_Records supplied_
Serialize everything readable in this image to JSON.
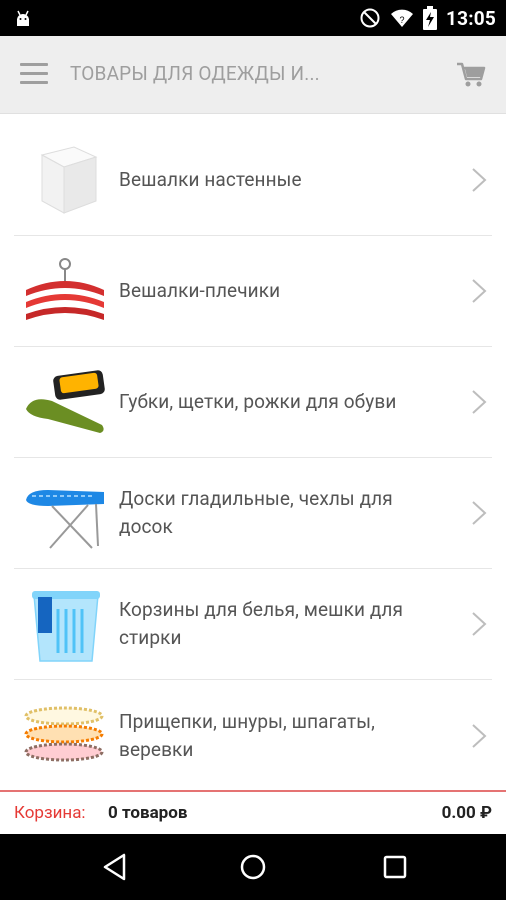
{
  "status_bar": {
    "time": "13:05",
    "icons": [
      "android-debug-icon",
      "do-not-disturb-icon",
      "wifi-icon",
      "battery-charging-icon"
    ]
  },
  "toolbar": {
    "title": "ТОВАРЫ ДЛЯ ОДЕЖДЫ И...",
    "menu_icon": "hamburger-menu-icon",
    "cart_icon": "shopping-cart-icon"
  },
  "categories": [
    {
      "label": "Вешалки настенные",
      "thumb": "wall-hanger-image"
    },
    {
      "label": "Вешалки-плечики",
      "thumb": "clothes-hangers-image"
    },
    {
      "label": "Губки, щетки, рожки для обуви",
      "thumb": "shoe-care-image"
    },
    {
      "label": "Доски гладильные, чехлы для досок",
      "thumb": "ironing-board-image"
    },
    {
      "label": "Корзины для белья, мешки для стирки",
      "thumb": "laundry-basket-image"
    },
    {
      "label": "Прищепки, шнуры, шпагаты, веревки",
      "thumb": "clothespins-ropes-image"
    }
  ],
  "cart": {
    "label": "Корзина:",
    "count": "0 товаров",
    "total": "0.00 ₽"
  },
  "colors": {
    "accent": "#e53935",
    "toolbar_bg": "#eeeeee",
    "text": "#555555"
  }
}
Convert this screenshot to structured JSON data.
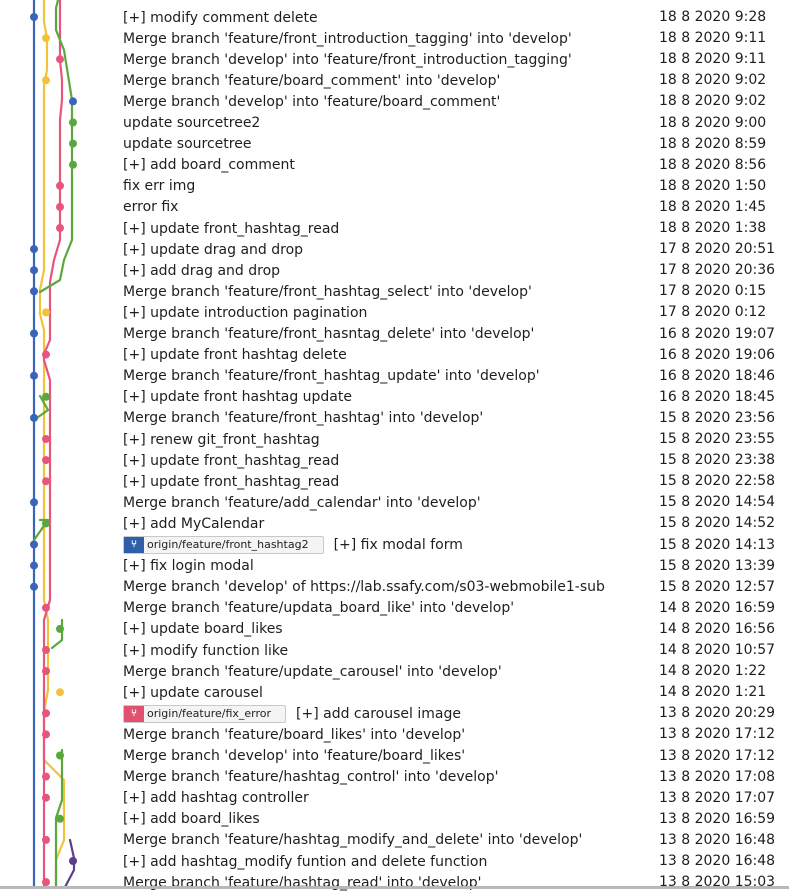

_Problem requirements_
Work through the listing above and report how many lines include the string "this", with no other text.

_Final answer_
2